— START Records for this exercise —

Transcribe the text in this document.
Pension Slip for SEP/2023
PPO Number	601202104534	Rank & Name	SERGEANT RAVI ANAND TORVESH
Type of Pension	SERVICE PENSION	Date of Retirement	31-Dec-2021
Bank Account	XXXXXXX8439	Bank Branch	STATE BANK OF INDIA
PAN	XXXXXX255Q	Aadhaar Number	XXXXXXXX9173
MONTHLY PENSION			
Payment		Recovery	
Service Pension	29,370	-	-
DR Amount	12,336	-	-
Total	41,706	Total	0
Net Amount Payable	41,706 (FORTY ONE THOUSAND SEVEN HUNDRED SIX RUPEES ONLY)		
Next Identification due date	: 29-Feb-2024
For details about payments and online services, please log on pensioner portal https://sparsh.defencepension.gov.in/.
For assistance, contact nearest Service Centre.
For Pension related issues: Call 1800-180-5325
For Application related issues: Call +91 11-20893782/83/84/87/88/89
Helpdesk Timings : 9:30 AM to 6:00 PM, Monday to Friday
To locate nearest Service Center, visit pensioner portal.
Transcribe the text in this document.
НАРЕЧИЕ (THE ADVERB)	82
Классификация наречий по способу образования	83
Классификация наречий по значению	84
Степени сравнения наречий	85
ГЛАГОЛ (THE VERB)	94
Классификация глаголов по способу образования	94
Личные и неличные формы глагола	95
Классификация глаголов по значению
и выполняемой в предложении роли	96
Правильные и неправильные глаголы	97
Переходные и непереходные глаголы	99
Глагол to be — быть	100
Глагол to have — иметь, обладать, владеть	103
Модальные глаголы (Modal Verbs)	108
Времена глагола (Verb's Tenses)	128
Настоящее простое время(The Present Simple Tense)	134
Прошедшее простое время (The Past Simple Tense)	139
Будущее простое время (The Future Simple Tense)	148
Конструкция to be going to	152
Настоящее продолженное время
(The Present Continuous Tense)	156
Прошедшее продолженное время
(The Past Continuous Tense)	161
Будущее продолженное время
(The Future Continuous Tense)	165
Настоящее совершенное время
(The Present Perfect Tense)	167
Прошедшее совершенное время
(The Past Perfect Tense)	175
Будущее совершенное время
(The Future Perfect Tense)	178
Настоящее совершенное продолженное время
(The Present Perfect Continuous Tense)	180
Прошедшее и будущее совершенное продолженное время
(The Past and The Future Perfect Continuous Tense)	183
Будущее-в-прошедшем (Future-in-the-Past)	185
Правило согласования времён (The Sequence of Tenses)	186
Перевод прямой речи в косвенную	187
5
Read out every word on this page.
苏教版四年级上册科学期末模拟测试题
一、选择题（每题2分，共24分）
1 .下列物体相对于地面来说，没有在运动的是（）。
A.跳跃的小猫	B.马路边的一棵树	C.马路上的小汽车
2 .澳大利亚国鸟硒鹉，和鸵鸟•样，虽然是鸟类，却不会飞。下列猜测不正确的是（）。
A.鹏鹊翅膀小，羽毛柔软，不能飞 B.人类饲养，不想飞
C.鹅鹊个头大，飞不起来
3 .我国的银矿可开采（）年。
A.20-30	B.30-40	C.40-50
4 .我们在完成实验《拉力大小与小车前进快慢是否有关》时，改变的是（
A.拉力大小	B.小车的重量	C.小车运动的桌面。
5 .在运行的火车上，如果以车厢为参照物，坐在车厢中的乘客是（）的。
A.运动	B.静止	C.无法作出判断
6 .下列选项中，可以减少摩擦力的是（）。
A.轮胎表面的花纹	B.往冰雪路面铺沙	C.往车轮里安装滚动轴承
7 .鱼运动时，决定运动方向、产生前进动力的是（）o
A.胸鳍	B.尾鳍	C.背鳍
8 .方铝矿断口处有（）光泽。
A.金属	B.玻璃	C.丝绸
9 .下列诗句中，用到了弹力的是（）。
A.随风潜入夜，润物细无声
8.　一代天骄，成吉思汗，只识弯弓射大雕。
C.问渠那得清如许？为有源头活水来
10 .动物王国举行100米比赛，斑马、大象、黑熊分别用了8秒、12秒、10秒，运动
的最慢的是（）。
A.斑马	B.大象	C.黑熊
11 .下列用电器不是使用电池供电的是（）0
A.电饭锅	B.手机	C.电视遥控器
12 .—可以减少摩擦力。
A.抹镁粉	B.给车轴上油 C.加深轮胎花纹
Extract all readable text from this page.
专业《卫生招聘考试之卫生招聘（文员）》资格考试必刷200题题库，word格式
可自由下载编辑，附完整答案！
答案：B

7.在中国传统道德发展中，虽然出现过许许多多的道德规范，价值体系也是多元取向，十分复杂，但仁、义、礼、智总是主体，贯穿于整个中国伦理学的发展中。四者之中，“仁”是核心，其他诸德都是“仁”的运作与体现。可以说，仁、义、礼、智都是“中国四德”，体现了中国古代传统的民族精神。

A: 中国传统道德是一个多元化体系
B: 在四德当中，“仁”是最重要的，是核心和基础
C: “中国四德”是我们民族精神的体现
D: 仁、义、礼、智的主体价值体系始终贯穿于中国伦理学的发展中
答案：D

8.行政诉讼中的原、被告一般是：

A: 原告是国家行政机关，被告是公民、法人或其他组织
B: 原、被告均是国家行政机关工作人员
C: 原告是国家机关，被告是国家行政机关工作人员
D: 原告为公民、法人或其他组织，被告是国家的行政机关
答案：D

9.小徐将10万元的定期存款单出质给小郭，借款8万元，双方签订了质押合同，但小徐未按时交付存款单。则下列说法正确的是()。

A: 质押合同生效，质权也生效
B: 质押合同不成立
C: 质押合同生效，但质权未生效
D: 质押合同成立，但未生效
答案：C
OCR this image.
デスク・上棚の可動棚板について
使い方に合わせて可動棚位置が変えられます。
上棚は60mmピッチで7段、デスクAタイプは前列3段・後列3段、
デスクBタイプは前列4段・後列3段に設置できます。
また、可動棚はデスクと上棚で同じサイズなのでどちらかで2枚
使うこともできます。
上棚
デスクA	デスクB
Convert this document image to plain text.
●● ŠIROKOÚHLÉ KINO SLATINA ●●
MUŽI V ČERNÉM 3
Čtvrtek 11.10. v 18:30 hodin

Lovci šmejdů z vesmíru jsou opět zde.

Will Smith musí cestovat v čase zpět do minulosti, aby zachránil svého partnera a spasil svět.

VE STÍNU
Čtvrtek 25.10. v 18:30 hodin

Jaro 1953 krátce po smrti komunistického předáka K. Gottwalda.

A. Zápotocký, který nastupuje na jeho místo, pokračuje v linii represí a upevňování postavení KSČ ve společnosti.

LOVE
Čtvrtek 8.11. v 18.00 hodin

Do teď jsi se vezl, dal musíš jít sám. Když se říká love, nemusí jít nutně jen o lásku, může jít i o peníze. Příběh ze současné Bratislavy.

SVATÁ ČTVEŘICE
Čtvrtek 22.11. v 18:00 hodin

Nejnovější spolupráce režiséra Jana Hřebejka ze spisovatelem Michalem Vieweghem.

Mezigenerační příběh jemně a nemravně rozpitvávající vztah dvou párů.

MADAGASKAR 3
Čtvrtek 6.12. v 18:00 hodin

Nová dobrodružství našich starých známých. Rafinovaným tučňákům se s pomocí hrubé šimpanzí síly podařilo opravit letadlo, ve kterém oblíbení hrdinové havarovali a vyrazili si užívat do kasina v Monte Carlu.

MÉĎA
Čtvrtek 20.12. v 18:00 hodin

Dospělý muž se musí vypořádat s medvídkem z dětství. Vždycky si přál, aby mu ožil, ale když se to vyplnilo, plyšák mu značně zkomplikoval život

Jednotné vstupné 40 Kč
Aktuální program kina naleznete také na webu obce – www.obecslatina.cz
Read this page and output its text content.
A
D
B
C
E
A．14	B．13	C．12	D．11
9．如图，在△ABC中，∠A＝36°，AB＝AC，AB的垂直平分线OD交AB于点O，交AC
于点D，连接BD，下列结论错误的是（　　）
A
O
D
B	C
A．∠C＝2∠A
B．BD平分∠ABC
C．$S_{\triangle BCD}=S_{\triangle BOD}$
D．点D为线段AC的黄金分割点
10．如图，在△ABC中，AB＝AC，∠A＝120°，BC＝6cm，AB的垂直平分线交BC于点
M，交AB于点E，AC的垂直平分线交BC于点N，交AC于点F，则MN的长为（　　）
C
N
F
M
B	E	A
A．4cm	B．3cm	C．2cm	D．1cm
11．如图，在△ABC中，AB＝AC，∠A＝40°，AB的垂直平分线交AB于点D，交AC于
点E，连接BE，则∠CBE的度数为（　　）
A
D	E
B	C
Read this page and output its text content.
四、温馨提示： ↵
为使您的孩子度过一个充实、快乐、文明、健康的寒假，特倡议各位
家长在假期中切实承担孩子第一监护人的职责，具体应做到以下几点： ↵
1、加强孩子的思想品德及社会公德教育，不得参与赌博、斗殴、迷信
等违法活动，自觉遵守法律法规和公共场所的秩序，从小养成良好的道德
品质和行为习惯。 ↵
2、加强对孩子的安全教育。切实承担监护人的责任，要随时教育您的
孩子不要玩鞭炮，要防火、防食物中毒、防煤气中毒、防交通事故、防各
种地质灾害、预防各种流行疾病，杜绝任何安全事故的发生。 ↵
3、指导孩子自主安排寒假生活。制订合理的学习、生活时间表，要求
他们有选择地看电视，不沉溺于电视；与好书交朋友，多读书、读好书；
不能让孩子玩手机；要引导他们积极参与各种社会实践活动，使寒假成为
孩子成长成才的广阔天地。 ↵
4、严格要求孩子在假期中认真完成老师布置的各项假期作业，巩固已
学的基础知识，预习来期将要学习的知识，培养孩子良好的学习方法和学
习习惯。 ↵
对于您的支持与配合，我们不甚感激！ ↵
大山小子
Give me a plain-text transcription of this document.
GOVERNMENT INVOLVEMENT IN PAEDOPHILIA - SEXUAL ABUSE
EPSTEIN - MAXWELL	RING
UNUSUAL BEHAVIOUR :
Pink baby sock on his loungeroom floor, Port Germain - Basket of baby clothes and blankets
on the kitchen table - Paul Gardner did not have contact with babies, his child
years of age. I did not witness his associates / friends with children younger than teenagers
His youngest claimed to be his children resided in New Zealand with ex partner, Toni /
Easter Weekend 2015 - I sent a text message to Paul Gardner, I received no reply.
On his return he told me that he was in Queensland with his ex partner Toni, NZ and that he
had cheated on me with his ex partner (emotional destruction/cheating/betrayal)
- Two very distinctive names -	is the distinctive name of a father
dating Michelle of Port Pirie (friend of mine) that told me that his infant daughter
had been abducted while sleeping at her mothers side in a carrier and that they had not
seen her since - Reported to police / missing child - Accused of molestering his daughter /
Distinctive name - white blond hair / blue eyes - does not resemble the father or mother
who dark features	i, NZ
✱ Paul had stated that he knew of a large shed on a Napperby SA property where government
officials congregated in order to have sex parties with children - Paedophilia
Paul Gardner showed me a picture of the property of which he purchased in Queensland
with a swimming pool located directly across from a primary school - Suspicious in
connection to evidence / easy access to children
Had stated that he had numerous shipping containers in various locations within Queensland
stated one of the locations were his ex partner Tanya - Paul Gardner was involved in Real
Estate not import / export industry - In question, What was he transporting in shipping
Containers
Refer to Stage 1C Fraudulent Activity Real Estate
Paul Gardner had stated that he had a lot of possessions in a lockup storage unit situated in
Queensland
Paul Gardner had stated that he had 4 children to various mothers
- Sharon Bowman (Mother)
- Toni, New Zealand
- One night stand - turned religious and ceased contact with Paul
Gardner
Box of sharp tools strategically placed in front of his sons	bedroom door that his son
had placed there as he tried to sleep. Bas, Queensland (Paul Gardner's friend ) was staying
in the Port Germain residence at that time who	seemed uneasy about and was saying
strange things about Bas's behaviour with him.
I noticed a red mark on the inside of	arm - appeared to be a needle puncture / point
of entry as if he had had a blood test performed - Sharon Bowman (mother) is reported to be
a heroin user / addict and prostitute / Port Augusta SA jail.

— END Records for this exercise —

**Short task:** Search the entries for "related" and copy out each line that has it.

**Result below:**
For Pension related issues: Call 1800-180-5325
For Application related issues: Call +91 11-20893782/83/84/87/88/89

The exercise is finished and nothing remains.